# Problem to work on
In the entries below, find the lines that contain the word "vessel" and copy them.

# Records for the exercise
===

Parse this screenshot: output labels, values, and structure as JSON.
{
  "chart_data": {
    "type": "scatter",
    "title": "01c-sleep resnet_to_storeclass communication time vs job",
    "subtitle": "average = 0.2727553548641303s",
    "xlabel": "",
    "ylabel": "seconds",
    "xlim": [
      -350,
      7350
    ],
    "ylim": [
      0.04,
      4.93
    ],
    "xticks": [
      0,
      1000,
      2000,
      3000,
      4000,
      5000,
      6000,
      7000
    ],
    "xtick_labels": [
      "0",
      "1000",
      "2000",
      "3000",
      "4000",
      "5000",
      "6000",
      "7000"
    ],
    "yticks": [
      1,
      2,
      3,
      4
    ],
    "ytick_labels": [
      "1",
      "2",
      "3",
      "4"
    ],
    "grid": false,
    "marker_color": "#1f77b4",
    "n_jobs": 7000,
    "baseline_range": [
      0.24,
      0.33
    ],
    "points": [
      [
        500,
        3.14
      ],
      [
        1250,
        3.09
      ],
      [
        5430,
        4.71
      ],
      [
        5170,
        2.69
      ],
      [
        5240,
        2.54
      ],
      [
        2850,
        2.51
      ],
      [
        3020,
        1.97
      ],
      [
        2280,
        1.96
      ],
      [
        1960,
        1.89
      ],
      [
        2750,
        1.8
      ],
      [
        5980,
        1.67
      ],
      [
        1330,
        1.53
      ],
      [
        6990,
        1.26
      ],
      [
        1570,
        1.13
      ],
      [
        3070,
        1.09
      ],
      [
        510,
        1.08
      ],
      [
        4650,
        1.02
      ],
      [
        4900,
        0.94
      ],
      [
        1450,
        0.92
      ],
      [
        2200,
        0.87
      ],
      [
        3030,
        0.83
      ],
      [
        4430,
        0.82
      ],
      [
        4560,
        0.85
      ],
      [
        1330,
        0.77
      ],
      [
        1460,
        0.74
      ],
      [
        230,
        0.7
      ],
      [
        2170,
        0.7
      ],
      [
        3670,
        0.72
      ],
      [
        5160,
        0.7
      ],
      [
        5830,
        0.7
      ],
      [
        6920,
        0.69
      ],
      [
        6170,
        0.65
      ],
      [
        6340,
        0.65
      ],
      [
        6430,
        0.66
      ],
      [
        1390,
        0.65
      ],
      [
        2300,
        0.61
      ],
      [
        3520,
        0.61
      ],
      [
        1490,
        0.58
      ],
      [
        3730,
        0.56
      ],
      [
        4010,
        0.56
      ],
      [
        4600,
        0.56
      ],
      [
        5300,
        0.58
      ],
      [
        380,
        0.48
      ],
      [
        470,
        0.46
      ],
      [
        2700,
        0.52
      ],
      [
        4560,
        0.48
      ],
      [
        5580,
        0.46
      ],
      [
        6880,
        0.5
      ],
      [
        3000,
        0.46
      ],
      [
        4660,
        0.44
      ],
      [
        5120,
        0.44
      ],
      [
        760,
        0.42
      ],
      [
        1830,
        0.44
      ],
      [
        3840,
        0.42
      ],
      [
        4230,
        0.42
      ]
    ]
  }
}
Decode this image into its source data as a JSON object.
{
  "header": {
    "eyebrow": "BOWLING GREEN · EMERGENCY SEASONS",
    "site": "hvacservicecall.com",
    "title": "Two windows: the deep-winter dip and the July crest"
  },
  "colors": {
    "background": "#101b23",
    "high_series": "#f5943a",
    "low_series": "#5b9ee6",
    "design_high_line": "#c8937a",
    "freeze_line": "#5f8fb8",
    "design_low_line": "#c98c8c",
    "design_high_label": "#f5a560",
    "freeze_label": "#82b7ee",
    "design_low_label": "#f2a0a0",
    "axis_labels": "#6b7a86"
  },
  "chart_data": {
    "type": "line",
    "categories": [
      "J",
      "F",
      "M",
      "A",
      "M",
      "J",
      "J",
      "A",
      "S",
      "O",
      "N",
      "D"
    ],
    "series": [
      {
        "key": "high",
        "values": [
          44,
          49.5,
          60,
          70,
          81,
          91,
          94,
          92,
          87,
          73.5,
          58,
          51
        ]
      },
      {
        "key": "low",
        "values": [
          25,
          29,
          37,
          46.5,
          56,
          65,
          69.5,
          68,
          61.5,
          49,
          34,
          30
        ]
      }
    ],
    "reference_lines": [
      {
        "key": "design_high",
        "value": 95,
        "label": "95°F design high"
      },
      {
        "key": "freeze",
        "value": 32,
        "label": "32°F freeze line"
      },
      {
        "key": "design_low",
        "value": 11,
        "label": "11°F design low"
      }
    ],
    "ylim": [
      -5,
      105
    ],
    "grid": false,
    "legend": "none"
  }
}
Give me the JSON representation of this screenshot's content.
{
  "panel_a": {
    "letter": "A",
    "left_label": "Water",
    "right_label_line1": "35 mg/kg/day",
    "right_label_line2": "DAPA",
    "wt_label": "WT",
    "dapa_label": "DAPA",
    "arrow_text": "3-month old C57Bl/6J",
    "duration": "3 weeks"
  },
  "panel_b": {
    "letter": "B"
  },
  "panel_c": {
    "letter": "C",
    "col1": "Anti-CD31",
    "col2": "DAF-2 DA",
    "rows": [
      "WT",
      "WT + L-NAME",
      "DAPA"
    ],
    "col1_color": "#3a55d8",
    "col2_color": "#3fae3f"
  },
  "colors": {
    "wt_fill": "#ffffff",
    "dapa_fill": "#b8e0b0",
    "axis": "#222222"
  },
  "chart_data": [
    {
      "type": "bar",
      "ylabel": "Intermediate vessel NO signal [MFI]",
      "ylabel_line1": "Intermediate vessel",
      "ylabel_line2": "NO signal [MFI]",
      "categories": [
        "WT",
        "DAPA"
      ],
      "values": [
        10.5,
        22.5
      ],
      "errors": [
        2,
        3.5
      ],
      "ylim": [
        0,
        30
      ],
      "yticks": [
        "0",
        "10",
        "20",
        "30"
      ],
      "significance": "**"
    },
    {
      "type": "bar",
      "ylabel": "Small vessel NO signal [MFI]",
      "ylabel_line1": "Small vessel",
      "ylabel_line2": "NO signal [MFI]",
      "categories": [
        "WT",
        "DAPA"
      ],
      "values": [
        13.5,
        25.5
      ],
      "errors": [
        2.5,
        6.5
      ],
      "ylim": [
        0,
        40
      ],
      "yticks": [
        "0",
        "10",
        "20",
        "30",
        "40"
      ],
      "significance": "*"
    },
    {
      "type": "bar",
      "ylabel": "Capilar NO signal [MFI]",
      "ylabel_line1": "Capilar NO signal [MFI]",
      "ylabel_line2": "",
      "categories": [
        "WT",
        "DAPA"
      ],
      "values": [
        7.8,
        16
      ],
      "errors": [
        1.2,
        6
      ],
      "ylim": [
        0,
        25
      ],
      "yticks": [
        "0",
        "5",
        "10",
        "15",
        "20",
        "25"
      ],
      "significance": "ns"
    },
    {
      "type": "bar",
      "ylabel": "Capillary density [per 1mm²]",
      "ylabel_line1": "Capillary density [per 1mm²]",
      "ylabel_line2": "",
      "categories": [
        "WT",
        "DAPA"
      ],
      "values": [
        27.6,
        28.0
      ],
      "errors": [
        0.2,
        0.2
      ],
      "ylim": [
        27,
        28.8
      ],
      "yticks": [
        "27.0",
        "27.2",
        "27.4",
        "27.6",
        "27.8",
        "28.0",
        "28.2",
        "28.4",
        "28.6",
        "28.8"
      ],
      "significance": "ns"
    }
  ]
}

===

# The reply
      "ylabel": "Intermediate vessel NO signal [MFI]",
      "ylabel_line1": "Intermediate vessel",
      "ylabel": "Small vessel NO signal [MFI]",
      "ylabel_line1": "Small vessel",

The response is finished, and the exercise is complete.